▶ _Stated exercise_: Copy every line of the listing that holds the string "bishop".

▶ _Material for the task_:
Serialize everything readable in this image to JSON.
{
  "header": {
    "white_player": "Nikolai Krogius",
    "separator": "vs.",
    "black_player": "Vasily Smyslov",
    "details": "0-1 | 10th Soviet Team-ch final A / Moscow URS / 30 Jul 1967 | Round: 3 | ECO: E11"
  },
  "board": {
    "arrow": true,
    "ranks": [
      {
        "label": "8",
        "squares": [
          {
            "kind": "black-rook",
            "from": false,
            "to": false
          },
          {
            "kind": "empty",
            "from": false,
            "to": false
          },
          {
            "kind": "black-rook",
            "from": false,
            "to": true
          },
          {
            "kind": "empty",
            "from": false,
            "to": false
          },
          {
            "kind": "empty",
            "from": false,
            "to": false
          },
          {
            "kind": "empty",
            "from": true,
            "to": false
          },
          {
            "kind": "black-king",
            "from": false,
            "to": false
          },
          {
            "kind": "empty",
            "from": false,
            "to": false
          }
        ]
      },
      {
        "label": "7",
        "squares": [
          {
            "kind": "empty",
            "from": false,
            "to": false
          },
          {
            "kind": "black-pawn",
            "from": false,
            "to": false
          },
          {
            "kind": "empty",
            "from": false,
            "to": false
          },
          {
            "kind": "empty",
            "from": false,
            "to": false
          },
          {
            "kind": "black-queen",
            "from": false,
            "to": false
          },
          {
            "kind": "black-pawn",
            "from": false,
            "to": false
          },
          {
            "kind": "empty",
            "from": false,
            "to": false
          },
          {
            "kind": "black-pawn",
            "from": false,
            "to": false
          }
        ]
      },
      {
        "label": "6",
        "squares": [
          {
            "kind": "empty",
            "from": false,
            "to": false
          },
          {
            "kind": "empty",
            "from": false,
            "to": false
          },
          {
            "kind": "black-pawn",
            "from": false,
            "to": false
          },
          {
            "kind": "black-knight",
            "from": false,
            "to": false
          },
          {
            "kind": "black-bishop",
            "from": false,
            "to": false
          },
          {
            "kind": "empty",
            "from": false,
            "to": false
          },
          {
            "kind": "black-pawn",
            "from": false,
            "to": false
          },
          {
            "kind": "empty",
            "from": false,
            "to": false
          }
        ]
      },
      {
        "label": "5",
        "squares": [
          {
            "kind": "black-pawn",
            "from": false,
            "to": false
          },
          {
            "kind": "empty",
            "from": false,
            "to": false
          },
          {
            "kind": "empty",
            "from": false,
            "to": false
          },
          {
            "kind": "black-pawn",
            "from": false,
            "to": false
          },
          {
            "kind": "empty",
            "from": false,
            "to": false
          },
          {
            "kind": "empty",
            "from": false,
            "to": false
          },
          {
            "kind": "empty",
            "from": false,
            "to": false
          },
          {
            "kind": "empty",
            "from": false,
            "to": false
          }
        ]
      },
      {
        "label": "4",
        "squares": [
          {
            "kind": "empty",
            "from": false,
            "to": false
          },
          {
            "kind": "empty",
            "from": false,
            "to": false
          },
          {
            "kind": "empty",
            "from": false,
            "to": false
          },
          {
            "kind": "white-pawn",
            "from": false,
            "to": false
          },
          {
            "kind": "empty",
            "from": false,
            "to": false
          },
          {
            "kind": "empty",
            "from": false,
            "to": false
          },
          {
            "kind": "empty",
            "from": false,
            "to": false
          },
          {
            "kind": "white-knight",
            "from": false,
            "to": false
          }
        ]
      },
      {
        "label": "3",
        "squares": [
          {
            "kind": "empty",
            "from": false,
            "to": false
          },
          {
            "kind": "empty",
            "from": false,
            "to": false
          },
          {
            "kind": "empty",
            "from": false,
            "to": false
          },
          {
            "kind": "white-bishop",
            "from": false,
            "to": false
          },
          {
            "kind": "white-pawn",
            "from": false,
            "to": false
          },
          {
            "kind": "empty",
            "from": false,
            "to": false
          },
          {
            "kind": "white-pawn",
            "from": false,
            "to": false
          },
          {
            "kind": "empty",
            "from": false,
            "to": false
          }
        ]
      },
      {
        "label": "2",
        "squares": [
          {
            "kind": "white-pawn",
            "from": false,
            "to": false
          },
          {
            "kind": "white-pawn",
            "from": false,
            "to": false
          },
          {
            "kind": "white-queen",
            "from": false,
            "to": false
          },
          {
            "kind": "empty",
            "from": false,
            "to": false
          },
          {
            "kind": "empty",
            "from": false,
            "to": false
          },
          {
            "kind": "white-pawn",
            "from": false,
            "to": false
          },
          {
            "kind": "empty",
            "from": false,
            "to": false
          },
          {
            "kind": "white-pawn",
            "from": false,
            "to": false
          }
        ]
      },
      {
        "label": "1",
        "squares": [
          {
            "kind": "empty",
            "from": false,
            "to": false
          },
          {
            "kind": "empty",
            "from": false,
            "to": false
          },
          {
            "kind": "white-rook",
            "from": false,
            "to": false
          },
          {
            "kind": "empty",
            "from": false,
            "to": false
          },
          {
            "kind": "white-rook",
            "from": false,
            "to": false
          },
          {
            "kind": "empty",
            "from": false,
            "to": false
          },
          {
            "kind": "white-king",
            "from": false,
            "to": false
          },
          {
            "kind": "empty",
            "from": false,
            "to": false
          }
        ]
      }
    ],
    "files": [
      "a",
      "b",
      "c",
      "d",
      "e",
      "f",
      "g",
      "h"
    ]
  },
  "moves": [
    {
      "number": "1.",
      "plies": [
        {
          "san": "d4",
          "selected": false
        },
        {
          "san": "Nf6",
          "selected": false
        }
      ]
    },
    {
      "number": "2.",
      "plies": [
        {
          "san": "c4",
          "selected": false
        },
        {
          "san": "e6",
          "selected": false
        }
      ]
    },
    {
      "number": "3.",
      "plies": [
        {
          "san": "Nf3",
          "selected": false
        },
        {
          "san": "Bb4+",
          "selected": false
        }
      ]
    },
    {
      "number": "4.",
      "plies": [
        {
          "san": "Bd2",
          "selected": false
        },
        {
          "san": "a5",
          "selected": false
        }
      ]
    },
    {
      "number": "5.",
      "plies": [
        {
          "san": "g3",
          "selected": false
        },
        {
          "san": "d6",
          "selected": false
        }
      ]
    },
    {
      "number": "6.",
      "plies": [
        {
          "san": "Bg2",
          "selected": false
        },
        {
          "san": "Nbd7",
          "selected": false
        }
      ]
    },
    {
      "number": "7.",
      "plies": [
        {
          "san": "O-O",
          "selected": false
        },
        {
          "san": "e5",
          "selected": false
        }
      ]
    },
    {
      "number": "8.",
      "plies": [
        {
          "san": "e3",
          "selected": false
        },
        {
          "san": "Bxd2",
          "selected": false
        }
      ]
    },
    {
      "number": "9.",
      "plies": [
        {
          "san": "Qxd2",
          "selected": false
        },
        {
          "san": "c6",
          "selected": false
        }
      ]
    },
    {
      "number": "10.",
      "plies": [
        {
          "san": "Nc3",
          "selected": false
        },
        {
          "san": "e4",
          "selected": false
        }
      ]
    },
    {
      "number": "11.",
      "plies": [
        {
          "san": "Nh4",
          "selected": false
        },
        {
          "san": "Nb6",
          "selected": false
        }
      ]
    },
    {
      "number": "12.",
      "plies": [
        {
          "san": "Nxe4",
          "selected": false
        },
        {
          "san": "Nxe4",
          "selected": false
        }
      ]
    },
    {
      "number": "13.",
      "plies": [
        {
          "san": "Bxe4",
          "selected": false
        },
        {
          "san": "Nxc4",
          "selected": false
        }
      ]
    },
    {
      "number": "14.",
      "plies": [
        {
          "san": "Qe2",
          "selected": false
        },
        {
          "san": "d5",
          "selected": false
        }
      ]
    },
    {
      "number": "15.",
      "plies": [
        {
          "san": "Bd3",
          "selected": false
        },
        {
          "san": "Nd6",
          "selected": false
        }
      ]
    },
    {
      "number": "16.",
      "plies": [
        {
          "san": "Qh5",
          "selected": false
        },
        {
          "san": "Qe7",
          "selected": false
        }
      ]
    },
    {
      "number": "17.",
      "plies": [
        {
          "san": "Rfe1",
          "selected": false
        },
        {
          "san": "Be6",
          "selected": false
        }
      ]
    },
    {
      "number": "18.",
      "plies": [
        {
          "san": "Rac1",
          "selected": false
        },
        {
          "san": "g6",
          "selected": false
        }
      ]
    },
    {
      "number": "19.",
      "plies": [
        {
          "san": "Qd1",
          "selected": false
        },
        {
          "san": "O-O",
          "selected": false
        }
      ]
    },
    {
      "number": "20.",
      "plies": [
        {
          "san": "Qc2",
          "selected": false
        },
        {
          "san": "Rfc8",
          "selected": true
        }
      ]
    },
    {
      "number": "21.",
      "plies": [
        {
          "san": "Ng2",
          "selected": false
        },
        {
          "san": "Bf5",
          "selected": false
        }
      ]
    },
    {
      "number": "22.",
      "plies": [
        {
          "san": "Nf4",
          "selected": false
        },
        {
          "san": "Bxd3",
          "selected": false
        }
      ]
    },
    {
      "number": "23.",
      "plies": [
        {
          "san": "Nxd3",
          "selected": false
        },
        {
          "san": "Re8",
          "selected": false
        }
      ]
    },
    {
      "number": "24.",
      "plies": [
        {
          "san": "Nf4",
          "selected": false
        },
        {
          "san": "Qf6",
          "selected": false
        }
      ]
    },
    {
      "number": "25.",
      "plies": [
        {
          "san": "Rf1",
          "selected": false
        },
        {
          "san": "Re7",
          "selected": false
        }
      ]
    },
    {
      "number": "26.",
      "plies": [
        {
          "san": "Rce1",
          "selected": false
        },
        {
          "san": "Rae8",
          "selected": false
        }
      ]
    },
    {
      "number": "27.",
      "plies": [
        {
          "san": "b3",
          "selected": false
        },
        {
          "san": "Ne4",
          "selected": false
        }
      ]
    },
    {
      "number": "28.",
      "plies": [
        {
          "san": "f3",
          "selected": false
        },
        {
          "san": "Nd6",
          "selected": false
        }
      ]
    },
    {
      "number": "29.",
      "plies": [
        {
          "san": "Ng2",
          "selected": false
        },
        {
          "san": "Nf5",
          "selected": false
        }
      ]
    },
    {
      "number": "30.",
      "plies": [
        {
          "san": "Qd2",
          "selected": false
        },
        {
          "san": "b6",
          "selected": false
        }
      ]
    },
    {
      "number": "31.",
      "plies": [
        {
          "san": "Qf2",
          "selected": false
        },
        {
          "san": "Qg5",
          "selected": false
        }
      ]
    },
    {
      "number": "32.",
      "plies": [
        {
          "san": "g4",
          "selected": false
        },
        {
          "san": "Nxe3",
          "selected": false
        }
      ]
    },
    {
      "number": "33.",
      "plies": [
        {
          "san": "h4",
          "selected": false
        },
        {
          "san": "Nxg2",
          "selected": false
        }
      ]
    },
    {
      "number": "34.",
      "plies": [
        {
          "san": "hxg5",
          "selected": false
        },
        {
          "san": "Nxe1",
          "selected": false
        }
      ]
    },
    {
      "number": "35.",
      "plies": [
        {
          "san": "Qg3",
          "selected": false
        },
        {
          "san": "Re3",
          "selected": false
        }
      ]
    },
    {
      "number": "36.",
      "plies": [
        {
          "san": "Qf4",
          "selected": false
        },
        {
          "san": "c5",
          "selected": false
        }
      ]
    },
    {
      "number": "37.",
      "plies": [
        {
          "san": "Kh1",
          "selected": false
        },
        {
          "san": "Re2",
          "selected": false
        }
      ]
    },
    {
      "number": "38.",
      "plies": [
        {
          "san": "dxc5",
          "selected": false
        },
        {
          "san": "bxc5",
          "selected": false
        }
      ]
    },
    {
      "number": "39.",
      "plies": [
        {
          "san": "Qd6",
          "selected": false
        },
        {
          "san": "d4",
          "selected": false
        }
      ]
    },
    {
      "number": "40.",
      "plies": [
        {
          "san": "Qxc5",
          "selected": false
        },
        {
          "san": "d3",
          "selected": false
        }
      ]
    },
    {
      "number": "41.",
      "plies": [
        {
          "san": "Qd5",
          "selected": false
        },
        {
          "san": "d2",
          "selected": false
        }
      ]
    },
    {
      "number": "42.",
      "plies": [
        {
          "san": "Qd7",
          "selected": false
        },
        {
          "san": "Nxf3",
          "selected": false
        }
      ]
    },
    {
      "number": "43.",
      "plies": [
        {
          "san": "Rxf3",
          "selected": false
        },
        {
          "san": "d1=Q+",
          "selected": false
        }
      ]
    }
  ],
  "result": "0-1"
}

▶ _Full response_:
            "kind": "black-bishop",
            "kind": "white-bishop",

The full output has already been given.